(Data entries)
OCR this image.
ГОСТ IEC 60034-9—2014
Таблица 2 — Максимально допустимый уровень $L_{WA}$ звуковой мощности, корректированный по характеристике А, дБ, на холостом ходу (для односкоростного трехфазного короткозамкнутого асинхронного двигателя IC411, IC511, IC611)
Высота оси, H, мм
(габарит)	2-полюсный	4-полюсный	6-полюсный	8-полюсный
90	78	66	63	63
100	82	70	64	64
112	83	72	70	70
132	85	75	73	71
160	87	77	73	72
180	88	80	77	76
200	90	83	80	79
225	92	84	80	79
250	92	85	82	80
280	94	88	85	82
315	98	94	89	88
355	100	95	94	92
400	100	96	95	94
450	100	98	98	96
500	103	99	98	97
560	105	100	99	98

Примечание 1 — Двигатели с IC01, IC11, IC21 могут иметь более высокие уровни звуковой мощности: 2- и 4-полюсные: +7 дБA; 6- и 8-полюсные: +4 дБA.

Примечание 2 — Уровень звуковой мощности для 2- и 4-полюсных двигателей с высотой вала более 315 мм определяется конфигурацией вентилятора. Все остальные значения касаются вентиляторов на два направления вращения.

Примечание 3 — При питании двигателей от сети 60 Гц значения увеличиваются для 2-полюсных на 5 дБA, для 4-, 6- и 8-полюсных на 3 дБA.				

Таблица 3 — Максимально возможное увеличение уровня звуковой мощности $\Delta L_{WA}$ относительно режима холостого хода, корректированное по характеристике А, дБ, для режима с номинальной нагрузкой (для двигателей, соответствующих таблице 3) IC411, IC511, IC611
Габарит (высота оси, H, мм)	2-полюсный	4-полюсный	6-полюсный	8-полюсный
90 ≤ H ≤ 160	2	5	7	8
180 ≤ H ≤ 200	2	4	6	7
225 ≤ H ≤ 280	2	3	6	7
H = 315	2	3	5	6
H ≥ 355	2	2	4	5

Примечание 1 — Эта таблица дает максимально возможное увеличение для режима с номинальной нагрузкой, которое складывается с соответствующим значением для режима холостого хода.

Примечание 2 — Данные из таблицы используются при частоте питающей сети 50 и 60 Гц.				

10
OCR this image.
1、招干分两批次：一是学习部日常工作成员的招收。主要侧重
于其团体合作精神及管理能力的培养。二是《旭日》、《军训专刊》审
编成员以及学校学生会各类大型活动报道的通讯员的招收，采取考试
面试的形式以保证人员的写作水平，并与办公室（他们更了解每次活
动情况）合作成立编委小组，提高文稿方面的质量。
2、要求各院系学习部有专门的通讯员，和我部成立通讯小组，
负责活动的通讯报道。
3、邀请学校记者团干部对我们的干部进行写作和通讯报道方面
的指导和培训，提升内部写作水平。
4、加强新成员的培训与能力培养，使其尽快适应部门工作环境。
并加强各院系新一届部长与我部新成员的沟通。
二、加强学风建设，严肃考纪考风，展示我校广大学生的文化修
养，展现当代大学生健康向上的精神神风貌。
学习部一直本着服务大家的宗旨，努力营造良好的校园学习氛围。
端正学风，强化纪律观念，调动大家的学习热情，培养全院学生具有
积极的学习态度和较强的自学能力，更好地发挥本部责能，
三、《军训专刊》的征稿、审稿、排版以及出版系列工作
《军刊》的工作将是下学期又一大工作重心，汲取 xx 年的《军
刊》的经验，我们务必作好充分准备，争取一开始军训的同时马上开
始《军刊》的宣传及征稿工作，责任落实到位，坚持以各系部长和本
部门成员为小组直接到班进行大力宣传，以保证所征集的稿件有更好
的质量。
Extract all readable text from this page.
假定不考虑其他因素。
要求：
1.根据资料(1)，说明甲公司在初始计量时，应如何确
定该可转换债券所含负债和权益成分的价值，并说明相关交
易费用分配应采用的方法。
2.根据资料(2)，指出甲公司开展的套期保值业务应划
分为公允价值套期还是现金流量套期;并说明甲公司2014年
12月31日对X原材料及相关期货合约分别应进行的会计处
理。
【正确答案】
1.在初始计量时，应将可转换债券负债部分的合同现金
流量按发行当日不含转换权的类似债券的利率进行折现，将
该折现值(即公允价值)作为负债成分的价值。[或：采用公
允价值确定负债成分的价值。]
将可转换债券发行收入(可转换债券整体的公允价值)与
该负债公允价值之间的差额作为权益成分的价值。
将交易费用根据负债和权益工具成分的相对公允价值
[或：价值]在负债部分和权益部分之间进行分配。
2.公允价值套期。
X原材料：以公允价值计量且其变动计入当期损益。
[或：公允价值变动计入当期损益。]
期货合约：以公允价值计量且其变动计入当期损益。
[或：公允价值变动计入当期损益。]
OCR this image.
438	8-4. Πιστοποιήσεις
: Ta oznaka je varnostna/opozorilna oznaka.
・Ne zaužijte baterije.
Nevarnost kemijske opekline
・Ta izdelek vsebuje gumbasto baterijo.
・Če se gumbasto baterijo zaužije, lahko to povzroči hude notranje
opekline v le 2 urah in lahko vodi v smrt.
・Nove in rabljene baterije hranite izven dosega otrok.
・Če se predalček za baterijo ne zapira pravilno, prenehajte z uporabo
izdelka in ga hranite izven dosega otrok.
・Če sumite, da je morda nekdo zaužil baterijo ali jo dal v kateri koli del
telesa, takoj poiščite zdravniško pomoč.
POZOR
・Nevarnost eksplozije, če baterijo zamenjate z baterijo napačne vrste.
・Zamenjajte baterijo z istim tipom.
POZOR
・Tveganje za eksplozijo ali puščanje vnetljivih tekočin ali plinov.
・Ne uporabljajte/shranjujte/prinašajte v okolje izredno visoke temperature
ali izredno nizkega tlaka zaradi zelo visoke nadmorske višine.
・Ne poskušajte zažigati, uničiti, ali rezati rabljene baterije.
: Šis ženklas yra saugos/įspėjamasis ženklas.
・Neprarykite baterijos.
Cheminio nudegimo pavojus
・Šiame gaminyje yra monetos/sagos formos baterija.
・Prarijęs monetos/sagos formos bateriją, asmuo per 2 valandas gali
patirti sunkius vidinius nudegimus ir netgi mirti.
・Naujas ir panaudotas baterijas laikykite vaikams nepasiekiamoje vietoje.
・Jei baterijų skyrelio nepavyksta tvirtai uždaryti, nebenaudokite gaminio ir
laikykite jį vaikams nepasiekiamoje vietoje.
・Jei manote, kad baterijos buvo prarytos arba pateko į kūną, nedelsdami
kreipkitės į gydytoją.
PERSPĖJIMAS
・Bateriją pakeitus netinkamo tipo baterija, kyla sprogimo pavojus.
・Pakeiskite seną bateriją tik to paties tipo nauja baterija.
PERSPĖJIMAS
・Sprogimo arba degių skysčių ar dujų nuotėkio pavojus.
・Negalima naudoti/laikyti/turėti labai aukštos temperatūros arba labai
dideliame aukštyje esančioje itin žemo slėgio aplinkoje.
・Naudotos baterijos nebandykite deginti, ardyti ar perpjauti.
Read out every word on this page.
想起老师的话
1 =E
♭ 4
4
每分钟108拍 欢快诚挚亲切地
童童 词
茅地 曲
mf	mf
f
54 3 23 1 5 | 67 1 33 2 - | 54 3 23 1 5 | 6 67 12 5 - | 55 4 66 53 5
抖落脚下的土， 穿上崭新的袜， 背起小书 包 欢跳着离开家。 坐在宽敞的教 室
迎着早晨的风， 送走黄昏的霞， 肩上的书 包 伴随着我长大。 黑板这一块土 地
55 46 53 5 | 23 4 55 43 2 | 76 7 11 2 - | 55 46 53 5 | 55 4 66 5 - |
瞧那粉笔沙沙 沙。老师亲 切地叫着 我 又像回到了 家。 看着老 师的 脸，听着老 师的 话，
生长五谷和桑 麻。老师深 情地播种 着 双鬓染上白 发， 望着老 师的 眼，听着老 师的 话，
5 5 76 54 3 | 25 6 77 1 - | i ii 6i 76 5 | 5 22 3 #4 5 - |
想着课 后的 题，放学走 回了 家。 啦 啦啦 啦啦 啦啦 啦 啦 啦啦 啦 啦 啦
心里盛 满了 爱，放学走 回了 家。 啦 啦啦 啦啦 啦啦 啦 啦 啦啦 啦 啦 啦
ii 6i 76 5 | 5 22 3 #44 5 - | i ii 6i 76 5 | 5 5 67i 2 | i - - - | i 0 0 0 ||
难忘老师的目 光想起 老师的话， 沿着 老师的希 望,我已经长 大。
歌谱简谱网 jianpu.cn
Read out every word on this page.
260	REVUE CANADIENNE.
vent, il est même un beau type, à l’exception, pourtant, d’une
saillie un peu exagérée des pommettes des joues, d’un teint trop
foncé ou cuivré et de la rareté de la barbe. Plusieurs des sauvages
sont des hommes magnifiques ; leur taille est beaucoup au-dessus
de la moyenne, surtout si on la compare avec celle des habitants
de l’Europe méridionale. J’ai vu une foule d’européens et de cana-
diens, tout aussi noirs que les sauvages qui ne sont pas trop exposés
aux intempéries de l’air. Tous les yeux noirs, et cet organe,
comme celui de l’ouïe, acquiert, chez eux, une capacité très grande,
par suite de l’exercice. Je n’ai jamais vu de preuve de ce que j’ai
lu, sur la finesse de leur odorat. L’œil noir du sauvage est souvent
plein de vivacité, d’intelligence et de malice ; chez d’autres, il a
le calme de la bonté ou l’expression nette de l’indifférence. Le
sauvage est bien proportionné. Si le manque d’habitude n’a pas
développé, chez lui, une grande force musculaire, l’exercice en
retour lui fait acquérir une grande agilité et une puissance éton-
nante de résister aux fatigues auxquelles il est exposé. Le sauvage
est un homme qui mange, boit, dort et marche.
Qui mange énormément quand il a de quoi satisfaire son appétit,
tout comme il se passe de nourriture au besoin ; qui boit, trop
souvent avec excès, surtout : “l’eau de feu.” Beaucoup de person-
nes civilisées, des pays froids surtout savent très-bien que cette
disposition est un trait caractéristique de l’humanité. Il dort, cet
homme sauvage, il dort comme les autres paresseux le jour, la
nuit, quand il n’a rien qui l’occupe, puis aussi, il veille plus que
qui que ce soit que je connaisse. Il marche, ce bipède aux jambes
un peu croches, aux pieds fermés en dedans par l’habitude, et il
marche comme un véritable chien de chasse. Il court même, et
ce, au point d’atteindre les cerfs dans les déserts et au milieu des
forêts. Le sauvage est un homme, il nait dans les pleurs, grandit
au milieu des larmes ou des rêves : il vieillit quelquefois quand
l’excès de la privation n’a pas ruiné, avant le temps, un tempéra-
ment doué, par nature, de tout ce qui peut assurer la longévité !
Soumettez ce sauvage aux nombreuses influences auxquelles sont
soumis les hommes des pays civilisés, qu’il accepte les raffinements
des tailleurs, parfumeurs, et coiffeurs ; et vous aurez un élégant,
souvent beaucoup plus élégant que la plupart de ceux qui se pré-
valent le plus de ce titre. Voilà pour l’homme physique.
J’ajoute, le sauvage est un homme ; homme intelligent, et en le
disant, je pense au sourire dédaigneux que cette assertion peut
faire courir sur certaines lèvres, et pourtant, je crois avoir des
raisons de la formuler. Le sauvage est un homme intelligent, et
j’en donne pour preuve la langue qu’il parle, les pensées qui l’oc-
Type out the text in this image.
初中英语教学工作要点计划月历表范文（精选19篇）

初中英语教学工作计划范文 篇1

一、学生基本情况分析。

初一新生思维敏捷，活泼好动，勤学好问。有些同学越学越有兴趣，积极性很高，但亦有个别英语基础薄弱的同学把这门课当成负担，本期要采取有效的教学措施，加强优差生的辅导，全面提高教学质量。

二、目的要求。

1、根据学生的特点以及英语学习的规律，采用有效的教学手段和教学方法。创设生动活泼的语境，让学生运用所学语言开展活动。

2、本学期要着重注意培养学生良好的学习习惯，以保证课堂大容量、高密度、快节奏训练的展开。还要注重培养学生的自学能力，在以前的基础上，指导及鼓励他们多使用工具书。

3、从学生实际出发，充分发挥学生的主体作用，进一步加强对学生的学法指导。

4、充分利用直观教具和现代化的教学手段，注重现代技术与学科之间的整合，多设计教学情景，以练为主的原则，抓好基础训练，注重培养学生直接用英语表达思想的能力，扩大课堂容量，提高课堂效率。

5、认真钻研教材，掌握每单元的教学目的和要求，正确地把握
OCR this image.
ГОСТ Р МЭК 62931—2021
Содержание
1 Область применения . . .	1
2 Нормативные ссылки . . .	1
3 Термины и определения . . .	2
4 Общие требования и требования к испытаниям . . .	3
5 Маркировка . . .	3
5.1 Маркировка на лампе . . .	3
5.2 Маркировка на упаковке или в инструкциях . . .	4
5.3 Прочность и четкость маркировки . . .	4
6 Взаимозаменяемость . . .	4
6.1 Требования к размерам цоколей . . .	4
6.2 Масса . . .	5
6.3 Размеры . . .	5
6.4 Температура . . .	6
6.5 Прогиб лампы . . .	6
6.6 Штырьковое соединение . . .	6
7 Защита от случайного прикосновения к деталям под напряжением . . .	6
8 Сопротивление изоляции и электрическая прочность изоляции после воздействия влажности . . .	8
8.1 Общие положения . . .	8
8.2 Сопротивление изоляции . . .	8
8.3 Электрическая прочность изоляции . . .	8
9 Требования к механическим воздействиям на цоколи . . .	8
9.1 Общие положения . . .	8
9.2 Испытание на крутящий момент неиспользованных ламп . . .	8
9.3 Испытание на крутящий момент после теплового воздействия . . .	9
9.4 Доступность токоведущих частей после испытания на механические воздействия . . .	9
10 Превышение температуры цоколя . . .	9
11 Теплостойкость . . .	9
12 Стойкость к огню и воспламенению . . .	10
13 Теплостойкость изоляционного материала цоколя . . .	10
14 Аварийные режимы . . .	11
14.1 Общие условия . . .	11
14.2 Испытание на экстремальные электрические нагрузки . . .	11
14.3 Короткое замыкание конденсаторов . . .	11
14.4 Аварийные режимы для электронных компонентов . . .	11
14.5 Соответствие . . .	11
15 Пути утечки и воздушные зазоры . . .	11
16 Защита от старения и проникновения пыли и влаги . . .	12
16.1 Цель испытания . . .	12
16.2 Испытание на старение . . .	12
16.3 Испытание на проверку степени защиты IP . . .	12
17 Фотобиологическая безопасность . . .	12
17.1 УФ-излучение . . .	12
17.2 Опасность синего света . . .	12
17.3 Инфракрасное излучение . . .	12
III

The task: Scan the material for lines with the word "habitude", and copy each line you find.

Task output:
sauvage est bien proportionné. Si le manque d’habitude n’a pas
un peu croches, aux pieds fermés en dedans par l’habitude, et il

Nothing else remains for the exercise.